A block of data:
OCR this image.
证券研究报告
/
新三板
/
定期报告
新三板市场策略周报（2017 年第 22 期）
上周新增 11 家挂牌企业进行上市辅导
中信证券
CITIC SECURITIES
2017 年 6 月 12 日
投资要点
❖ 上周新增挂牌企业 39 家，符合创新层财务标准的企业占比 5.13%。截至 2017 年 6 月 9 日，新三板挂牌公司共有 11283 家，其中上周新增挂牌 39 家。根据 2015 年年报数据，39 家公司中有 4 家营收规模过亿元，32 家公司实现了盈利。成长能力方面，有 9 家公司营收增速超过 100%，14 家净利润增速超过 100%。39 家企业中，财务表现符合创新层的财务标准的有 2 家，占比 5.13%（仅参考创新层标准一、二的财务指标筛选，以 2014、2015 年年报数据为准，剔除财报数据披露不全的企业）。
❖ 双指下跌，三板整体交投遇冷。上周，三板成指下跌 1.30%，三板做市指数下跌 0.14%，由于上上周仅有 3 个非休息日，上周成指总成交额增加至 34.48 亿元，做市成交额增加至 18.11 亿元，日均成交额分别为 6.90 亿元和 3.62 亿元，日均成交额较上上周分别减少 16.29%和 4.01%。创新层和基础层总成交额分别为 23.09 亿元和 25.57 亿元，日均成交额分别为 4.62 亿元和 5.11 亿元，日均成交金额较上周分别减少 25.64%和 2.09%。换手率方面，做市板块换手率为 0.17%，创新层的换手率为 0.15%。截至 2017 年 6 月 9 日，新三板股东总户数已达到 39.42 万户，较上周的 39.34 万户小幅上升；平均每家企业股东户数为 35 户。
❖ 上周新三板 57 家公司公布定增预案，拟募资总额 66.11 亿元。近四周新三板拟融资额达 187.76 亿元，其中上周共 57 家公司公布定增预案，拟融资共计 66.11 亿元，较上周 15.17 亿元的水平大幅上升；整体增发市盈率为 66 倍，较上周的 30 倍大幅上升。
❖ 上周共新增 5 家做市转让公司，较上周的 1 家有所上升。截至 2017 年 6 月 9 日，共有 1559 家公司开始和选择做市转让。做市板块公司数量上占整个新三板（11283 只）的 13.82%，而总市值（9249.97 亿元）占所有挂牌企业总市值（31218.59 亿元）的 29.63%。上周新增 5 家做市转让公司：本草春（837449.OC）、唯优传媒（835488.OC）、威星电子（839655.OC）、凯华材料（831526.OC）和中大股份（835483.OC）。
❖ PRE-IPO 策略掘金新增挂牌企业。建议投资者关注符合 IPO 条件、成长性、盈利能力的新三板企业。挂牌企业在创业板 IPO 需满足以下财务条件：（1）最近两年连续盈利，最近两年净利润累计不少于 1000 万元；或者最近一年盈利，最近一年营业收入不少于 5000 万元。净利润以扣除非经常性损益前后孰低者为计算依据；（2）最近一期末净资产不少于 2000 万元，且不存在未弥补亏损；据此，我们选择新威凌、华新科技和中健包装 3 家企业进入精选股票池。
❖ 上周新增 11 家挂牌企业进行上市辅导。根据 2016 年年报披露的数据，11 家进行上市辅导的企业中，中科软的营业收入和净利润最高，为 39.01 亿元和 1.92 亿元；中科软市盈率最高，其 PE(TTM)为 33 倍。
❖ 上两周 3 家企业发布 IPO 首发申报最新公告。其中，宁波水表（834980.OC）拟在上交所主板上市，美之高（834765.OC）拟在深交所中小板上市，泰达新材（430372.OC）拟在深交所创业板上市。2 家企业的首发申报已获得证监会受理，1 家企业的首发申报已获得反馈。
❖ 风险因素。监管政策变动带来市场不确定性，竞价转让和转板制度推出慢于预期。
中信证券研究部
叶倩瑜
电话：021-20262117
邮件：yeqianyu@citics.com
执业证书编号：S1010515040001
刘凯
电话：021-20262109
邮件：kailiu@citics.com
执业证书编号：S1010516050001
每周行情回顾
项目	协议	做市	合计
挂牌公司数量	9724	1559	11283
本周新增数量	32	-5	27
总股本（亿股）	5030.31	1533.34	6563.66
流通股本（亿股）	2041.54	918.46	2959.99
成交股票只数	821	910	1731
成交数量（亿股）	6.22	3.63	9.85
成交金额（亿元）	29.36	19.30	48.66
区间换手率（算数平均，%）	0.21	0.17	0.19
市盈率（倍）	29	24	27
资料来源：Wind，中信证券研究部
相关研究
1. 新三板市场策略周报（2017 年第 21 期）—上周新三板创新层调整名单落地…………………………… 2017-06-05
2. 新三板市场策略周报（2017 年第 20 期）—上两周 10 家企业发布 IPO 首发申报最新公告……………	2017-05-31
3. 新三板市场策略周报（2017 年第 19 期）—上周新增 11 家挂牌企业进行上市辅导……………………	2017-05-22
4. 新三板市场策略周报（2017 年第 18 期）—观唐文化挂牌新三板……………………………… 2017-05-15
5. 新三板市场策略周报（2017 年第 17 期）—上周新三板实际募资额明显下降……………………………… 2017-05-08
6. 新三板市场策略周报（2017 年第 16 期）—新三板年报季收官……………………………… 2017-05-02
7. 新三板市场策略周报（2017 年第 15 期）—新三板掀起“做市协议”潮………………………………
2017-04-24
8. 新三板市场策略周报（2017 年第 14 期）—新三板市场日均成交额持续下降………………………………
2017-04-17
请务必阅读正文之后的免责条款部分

— What the exercise asks —
Every line above should be written out again exactly as it stands.

— Answer to this task —
OCR this image.
证券研究报告
/
新三板
/
定期报告
新三板市场策略周报（2017 年第 22 期）
上周新增 11 家挂牌企业进行上市辅导
中信证券
CITIC SECURITIES
2017 年 6 月 12 日
投资要点
❖ 上周新增挂牌企业 39 家，符合创新层财务标准的企业占比 5.13%。截至 2017 年 6 月 9 日，新三板挂牌公司共有 11283 家，其中上周新增挂牌 39 家。根据 2015 年年报数据，39 家公司中有 4 家营收规模过亿元，32 家公司实现了盈利。成长能力方面，有 9 家公司营收增速超过 100%，14 家净利润增速超过 100%。39 家企业中，财务表现符合创新层的财务标准的有 2 家，占比 5.13%（仅参考创新层标准一、二的财务指标筛选，以 2014、2015 年年报数据为准，剔除财报数据披露不全的企业）。
❖ 双指下跌，三板整体交投遇冷。上周，三板成指下跌 1.30%，三板做市指数下跌 0.14%，由于上上周仅有 3 个非休息日，上周成指总成交额增加至 34.48 亿元，做市成交额增加至 18.11 亿元，日均成交额分别为 6.90 亿元和 3.62 亿元，日均成交额较上上周分别减少 16.29%和 4.01%。创新层和基础层总成交额分别为 23.09 亿元和 25.57 亿元，日均成交额分别为 4.62 亿元和 5.11 亿元，日均成交金额较上周分别减少 25.64%和 2.09%。换手率方面，做市板块换手率为 0.17%，创新层的换手率为 0.15%。截至 2017 年 6 月 9 日，新三板股东总户数已达到 39.42 万户，较上周的 39.34 万户小幅上升；平均每家企业股东户数为 35 户。
❖ 上周新三板 57 家公司公布定增预案，拟募资总额 66.11 亿元。近四周新三板拟融资额达 187.76 亿元，其中上周共 57 家公司公布定增预案，拟融资共计 66.11 亿元，较上周 15.17 亿元的水平大幅上升；整体增发市盈率为 66 倍，较上周的 30 倍大幅上升。
❖ 上周共新增 5 家做市转让公司，较上周的 1 家有所上升。截至 2017 年 6 月 9 日，共有 1559 家公司开始和选择做市转让。做市板块公司数量上占整个新三板（11283 只）的 13.82%，而总市值（9249.97 亿元）占所有挂牌企业总市值（31218.59 亿元）的 29.63%。上周新增 5 家做市转让公司：本草春（837449.OC）、唯优传媒（835488.OC）、威星电子（839655.OC）、凯华材料（831526.OC）和中大股份（835483.OC）。
❖ PRE-IPO 策略掘金新增挂牌企业。建议投资者关注符合 IPO 条件、成长性、盈利能力的新三板企业。挂牌企业在创业板 IPO 需满足以下财务条件：（1）最近两年连续盈利，最近两年净利润累计不少于 1000 万元；或者最近一年盈利，最近一年营业收入不少于 5000 万元。净利润以扣除非经常性损益前后孰低者为计算依据；（2）最近一期末净资产不少于 2000 万元，且不存在未弥补亏损；据此，我们选择新威凌、华新科技和中健包装 3 家企业进入精选股票池。
❖ 上周新增 11 家挂牌企业进行上市辅导。根据 2016 年年报披露的数据，11 家进行上市辅导的企业中，中科软的营业收入和净利润最高，为 39.01 亿元和 1.92 亿元；中科软市盈率最高，其 PE(TTM)为 33 倍。
❖ 上两周 3 家企业发布 IPO 首发申报最新公告。其中，宁波水表（834980.OC）拟在上交所主板上市，美之高（834765.OC）拟在深交所中小板上市，泰达新材（430372.OC）拟在深交所创业板上市。2 家企业的首发申报已获得证监会受理，1 家企业的首发申报已获得反馈。
❖ 风险因素。监管政策变动带来市场不确定性，竞价转让和转板制度推出慢于预期。
中信证券研究部
叶倩瑜
电话：021-20262117
邮件：yeqianyu@citics.com
执业证书编号：S1010515040001
刘凯
电话：021-20262109
邮件：kailiu@citics.com
执业证书编号：S1010516050001
每周行情回顾
项目	协议	做市	合计
挂牌公司数量	9724	1559	11283
本周新增数量	32	-5	27
总股本（亿股）	5030.31	1533.34	6563.66
流通股本（亿股）	2041.54	918.46	2959.99
成交股票只数	821	910	1731
成交数量（亿股）	6.22	3.63	9.85
成交金额（亿元）	29.36	19.30	48.66
区间换手率（算数平均，%）	0.21	0.17	0.19
市盈率（倍）	29	24	27
资料来源：Wind，中信证券研究部
相关研究
1. 新三板市场策略周报（2017 年第 21 期）—上周新三板创新层调整名单落地…………………………… 2017-06-05
2. 新三板市场策略周报（2017 年第 20 期）—上两周 10 家企业发布 IPO 首发申报最新公告……………	2017-05-31
3. 新三板市场策略周报（2017 年第 19 期）—上周新增 11 家挂牌企业进行上市辅导……………………	2017-05-22
4. 新三板市场策略周报（2017 年第 18 期）—观唐文化挂牌新三板……………………………… 2017-05-15
5. 新三板市场策略周报（2017 年第 17 期）—上周新三板实际募资额明显下降……………………………… 2017-05-08
6. 新三板市场策略周报（2017 年第 16 期）—新三板年报季收官……………………………… 2017-05-02
7. 新三板市场策略周报（2017 年第 15 期）—新三板掀起“做市协议”潮………………………………
2017-04-24
8. 新三板市场策略周报（2017 年第 14 期）—新三板市场日均成交额持续下降………………………………
2017-04-17
请务必阅读正文之后的免责条款部分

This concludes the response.